Given request = Return, without any alteration, the lines of the data below from the line containing "lifestyle-day-badge[interactable]: T: [121, 619, 141, 637]" through the line containing "logo[interactable]: [8, 0, 64, 48]", both inclusive.

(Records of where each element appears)
* * * *

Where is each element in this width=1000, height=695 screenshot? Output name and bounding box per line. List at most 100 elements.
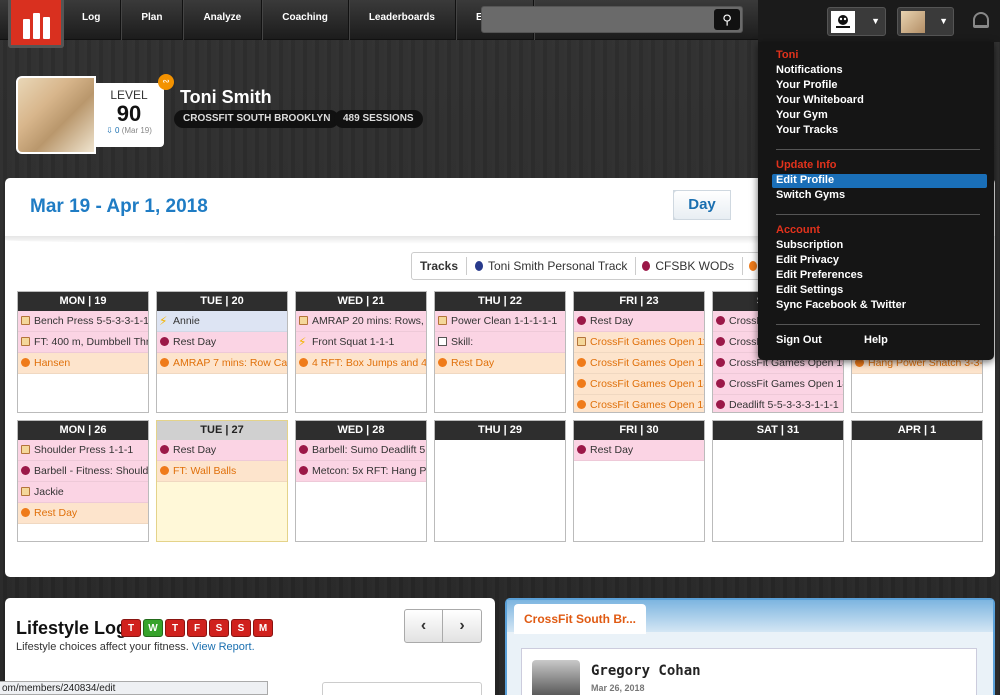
lifestyle-day-badge[interactable]: T: [121, 619, 141, 637]
menu-sign-out[interactable]: Sign Out: [776, 334, 822, 346]
nav-log[interactable]: Log: [62, 0, 122, 40]
menu-edit-settings[interactable]: Edit Settings: [776, 284, 843, 296]
day-header[interactable]: WED | 28: [296, 421, 426, 440]
calendar-day[interactable]: MON | 19 Bench Press 5-5-3-3-1-1-1 FT: 400…: [17, 291, 149, 413]
calendar-day[interactable]: APR | 1: [851, 420, 983, 542]
lifestyle-day-badge[interactable]: W: [143, 619, 163, 637]
calendar-event[interactable]: CrossFit Games Open 18: [574, 374, 704, 395]
calendar-event[interactable]: AMRAP 7 mins: Row Calories: [157, 353, 287, 374]
nav-analyze[interactable]: Analyze: [183, 0, 263, 40]
calendar-event[interactable]: ⚡ Front Squat 1-1-1: [296, 332, 426, 353]
day-header[interactable]: SAT | 31: [713, 421, 843, 440]
calendar-event[interactable]: FT: 400 m, Dumbbell Thrusters: [18, 332, 148, 353]
track-cfsbk[interactable]: CFSBK WODs: [655, 259, 734, 273]
calendar-event[interactable]: Skill:: [435, 332, 565, 353]
user-menu-button[interactable]: ▼: [897, 7, 954, 36]
nav-leaderboards[interactable]: Leaderboards: [349, 0, 456, 40]
menu-your-gym[interactable]: Your Gym: [776, 109, 828, 121]
next-button[interactable]: ›: [443, 609, 482, 643]
logo[interactable]: [8, 0, 64, 48]
lifestyle-day-badge[interactable]: F: [187, 619, 207, 637]
calendar-event[interactable]: Jackie: [18, 482, 148, 503]
calendar-event[interactable]: 4 RFT: Box Jumps and 40: [296, 353, 426, 374]
gym-switcher-button[interactable]: ▼: [827, 7, 886, 36]
gym-chip[interactable]: CROSSFIT SOUTH BROOKLYN: [174, 110, 340, 128]
day-header[interactable]: MON | 26: [18, 421, 148, 440]
menu-subscription[interactable]: Subscription: [776, 239, 843, 251]
calendar-event[interactable]: Power Clean 1-1-1-1-1: [435, 311, 565, 332]
calendar-event[interactable]: Rest Day: [18, 503, 148, 524]
calendar-event[interactable]: CrossFit Games Open 11: [574, 332, 704, 353]
calendar-event[interactable]: Rest Day: [435, 353, 565, 374]
menu-edit-preferences[interactable]: Edit Preferences: [776, 269, 863, 281]
post-author[interactable]: Gregory Cohan: [591, 663, 701, 679]
nav-plan[interactable]: Plan: [121, 0, 184, 40]
calendar-day[interactable]: MON | 26 Shoulder Press 1-1-1 Barbell - Fi…: [17, 420, 149, 542]
day-header[interactable]: FRI | 23: [574, 292, 704, 311]
note-icon: [438, 316, 447, 325]
day-header[interactable]: TUE | 20: [157, 292, 287, 311]
lifestyle-day-badge[interactable]: S: [231, 619, 251, 637]
day-header[interactable]: FRI | 30: [574, 421, 704, 440]
calendar-event[interactable]: Rest Day: [157, 332, 287, 353]
calendar-event[interactable]: CrossFit Games Open 18: [574, 395, 704, 412]
menu-sync-social[interactable]: Sync Facebook & Twitter: [776, 299, 906, 311]
search-icon[interactable]: ⚲: [714, 9, 740, 30]
calendar-day[interactable]: THU | 22 Power Clean 1-1-1-1-1 Skill: Rest …: [434, 291, 566, 413]
calendar-event[interactable]: Barbell: Sumo Deadlift 5: [296, 440, 426, 461]
avatar[interactable]: [532, 660, 580, 695]
calendar-day[interactable]: WED | 21 AMRAP 20 mins: Rows, C ⚡ Front Squ…: [295, 291, 427, 413]
view-day-button[interactable]: Day: [673, 190, 731, 220]
calendar-event[interactable]: AMRAP 20 mins: Rows, C: [296, 311, 426, 332]
lifestyle-day-badge[interactable]: T: [165, 619, 185, 637]
menu-your-profile[interactable]: Your Profile: [776, 79, 838, 91]
calendar-day[interactable]: FRI | 30 Rest Day: [573, 420, 705, 542]
calendar-event[interactable]: Shoulder Press 1-1-1: [18, 440, 148, 461]
lifestyle-input[interactable]: [322, 682, 482, 695]
calendar-event[interactable]: Hansen: [18, 353, 148, 374]
event-label: Shoulder Press 1-1-1: [34, 444, 134, 456]
calendar-event[interactable]: CrossFit Games Open 18: [574, 353, 704, 374]
menu-switch-gyms[interactable]: Switch Gyms: [776, 189, 845, 201]
calendar-day[interactable]: SAT | 31: [712, 420, 844, 542]
calendar-day[interactable]: TUE | 27 Rest Day FT: Wall Balls: [156, 420, 288, 542]
calendar-day[interactable]: TUE | 20 ⚡ Annie Rest Day AMRAP 7 mins: Row …: [156, 291, 288, 413]
menu-edit-privacy[interactable]: Edit Privacy: [776, 254, 839, 266]
day-header[interactable]: THU | 22: [435, 292, 565, 311]
calendar-event[interactable]: Deadlift 5-5-3-3-3-1-1-1: [713, 395, 843, 412]
calendar-event[interactable]: Rest Day: [574, 440, 704, 461]
menu-edit-profile[interactable]: Edit Profile: [776, 174, 834, 186]
view-report-link[interactable]: View Report.: [192, 641, 255, 653]
profile-name[interactable]: Toni Smith: [180, 87, 272, 108]
prev-button[interactable]: ‹: [404, 609, 443, 643]
calendar-event[interactable]: Rest Day: [157, 440, 287, 461]
calendar-event[interactable]: FT: Wall Balls: [157, 461, 287, 482]
calendar-day[interactable]: FRI | 23 Rest Day CrossFit Games Open 11 Cr…: [573, 291, 705, 413]
menu-help[interactable]: Help: [864, 334, 888, 346]
profile-avatar[interactable]: [16, 76, 96, 154]
calendar-event[interactable]: CrossFit Games Open 18: [713, 374, 843, 395]
day-header[interactable]: MON | 19: [18, 292, 148, 311]
gym-logo-icon: [831, 11, 855, 33]
menu-your-whiteboard[interactable]: Your Whiteboard: [776, 94, 864, 106]
day-header[interactable]: TUE | 27: [157, 421, 287, 440]
day-header[interactable]: APR | 1: [852, 421, 982, 440]
track-personal[interactable]: Toni Smith Personal Track: [488, 259, 627, 273]
menu-notifications[interactable]: Notifications: [776, 64, 843, 76]
calendar-day[interactable]: THU | 29: [434, 420, 566, 542]
calendar-day[interactable]: WED | 28 Barbell: Sumo Deadlift 5 Metcon: …: [295, 420, 427, 542]
calendar-event[interactable]: Metcon: 5x RFT: Hang Po: [296, 461, 426, 482]
day-header[interactable]: WED | 21: [296, 292, 426, 311]
lifestyle-day-badge[interactable]: S: [209, 619, 229, 637]
calendar-event[interactable]: Rest Day: [574, 311, 704, 332]
search-input[interactable]: ⚲: [481, 6, 743, 33]
bell-icon[interactable]: [973, 12, 989, 28]
calendar-event[interactable]: Bench Press 5-5-3-3-1-1-1: [18, 311, 148, 332]
day-header[interactable]: THU | 29: [435, 421, 565, 440]
calendar-event[interactable]: ⚡ Annie: [157, 311, 287, 332]
lifestyle-day-badge[interactable]: M: [253, 619, 273, 637]
gym-feed-tab[interactable]: CrossFit South Br...: [514, 604, 647, 634]
menu-your-tracks[interactable]: Your Tracks: [776, 124, 838, 136]
calendar-event[interactable]: Barbell - Fitness: Shoulder: [18, 461, 148, 482]
nav-coaching[interactable]: Coaching: [262, 0, 349, 40]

* * * *

The output =
lifestyle-day-badge[interactable]: T: [121, 619, 141, 637]
menu-sign-out[interactable]: Sign Out: [776, 334, 822, 346]
nav-log[interactable]: Log: [62, 0, 122, 40]
menu-edit-settings[interactable]: Edit Settings: [776, 284, 843, 296]
day-header[interactable]: WED | 28: [296, 421, 426, 440]
calendar-day[interactable]: MON | 19 Bench Press 5-5-3-3-1-1-1 FT: 400…: [17, 291, 149, 413]
calendar-day[interactable]: APR | 1: [851, 420, 983, 542]
lifestyle-day-badge[interactable]: W: [143, 619, 163, 637]
calendar-event[interactable]: CrossFit Games Open 18: [574, 374, 704, 395]
calendar-event[interactable]: AMRAP 7 mins: Row Calories: [157, 353, 287, 374]
nav-analyze[interactable]: Analyze: [183, 0, 263, 40]
calendar-event[interactable]: ⚡ Front Squat 1-1-1: [296, 332, 426, 353]
day-header[interactable]: SAT | 31: [713, 421, 843, 440]
calendar-event[interactable]: FT: 400 m, Dumbbell Thrusters: [18, 332, 148, 353]
track-cfsbk[interactable]: CFSBK WODs: [655, 259, 734, 273]
calendar-event[interactable]: Skill:: [435, 332, 565, 353]
user-menu-button[interactable]: ▼: [897, 7, 954, 36]
nav-leaderboards[interactable]: Leaderboards: [349, 0, 456, 40]
menu-your-gym[interactable]: Your Gym: [776, 109, 828, 121]
next-button[interactable]: ›: [443, 609, 482, 643]
logo[interactable]: [8, 0, 64, 48]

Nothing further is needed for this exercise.